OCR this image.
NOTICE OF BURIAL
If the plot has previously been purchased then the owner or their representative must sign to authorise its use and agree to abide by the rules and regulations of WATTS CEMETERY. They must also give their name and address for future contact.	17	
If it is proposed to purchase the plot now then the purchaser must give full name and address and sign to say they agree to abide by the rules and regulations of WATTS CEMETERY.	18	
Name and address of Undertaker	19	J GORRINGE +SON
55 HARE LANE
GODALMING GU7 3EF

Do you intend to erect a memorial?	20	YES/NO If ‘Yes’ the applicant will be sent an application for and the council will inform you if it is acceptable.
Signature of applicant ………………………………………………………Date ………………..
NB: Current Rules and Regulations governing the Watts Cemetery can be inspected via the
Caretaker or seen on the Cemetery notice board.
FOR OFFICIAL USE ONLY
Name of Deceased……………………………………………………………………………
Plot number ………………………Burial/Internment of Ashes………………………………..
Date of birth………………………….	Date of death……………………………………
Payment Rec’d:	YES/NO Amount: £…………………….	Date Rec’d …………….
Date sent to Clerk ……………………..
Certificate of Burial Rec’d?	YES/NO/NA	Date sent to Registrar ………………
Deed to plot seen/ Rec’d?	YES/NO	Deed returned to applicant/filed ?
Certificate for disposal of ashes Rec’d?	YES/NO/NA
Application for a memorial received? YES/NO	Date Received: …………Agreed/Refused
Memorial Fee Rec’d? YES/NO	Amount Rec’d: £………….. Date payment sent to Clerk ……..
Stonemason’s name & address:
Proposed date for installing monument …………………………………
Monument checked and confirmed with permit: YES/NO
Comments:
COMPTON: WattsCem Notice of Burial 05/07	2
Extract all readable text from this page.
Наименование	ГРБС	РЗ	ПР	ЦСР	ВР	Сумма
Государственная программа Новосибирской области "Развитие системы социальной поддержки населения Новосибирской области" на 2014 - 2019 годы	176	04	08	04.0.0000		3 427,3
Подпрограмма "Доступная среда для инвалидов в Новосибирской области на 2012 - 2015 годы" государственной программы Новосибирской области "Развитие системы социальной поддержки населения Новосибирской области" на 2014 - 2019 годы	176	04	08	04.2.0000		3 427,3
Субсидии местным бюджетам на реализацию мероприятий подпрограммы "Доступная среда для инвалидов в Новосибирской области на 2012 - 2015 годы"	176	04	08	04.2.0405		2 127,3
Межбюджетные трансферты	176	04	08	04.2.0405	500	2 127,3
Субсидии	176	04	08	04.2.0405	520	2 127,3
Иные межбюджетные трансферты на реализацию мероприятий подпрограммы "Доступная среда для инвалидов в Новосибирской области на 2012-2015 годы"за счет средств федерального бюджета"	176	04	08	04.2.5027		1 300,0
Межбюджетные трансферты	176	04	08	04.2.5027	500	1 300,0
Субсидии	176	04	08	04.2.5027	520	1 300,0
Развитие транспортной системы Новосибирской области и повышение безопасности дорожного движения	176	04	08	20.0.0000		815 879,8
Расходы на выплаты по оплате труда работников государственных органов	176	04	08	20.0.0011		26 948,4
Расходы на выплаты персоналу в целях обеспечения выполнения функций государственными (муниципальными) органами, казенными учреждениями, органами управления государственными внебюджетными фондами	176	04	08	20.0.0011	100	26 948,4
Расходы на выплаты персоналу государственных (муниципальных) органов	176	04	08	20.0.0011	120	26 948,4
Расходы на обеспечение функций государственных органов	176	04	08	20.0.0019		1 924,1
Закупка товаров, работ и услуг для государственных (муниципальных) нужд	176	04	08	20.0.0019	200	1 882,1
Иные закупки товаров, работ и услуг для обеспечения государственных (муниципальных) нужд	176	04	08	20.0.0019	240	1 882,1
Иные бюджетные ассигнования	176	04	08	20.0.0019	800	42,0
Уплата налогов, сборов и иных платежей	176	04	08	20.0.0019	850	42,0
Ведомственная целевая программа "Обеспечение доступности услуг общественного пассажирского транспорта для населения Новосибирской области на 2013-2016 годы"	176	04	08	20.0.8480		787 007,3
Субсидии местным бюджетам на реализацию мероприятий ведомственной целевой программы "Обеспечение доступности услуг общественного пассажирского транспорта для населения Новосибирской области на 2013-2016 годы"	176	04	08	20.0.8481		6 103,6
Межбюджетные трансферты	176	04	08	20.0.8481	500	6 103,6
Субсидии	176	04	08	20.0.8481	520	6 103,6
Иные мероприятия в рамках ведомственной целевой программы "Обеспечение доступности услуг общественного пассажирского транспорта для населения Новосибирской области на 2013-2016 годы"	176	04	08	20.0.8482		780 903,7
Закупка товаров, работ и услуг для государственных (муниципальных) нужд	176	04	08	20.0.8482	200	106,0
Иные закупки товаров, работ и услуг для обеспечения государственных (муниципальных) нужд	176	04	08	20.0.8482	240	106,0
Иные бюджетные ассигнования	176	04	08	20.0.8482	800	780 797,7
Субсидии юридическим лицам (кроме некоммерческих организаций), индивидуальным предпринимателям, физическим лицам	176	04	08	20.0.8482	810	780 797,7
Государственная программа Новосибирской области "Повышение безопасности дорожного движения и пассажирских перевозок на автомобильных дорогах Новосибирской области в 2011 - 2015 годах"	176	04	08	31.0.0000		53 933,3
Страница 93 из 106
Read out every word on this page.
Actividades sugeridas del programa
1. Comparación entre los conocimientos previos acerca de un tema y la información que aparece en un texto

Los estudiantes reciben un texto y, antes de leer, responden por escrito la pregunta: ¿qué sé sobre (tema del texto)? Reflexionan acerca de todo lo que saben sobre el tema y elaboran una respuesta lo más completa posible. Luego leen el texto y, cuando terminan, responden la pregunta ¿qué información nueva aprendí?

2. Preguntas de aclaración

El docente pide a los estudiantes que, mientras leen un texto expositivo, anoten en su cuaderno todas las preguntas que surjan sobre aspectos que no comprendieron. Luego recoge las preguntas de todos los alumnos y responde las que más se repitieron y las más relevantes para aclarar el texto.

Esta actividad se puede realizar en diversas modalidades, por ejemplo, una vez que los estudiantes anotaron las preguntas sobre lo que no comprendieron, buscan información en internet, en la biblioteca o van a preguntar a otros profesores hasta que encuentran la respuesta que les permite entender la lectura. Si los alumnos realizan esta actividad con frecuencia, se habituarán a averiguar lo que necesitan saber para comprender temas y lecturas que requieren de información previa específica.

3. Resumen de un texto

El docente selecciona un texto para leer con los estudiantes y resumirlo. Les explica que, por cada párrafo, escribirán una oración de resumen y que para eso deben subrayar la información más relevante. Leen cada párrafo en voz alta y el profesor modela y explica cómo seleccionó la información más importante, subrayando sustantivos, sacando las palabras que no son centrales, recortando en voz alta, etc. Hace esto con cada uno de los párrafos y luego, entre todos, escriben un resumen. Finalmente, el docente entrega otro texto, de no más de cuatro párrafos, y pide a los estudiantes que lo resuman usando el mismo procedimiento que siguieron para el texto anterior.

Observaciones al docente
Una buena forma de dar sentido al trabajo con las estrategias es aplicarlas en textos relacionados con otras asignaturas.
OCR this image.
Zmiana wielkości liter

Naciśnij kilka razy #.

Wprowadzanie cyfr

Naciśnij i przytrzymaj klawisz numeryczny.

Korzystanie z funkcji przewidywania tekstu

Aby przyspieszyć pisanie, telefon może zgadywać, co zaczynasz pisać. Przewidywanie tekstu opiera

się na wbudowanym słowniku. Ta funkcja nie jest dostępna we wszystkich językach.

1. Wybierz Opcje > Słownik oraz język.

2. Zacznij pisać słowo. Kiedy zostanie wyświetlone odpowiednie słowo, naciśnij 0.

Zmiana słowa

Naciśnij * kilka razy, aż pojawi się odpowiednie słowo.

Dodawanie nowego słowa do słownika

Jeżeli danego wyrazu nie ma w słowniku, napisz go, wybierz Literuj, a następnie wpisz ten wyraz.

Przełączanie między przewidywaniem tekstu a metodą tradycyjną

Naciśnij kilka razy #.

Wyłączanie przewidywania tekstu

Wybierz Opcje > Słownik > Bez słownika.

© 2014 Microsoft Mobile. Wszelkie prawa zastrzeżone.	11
|---|
## What you are asked to do
Report how many lines in the listing include the word "this". Give nothing but the count.

## Written solution
4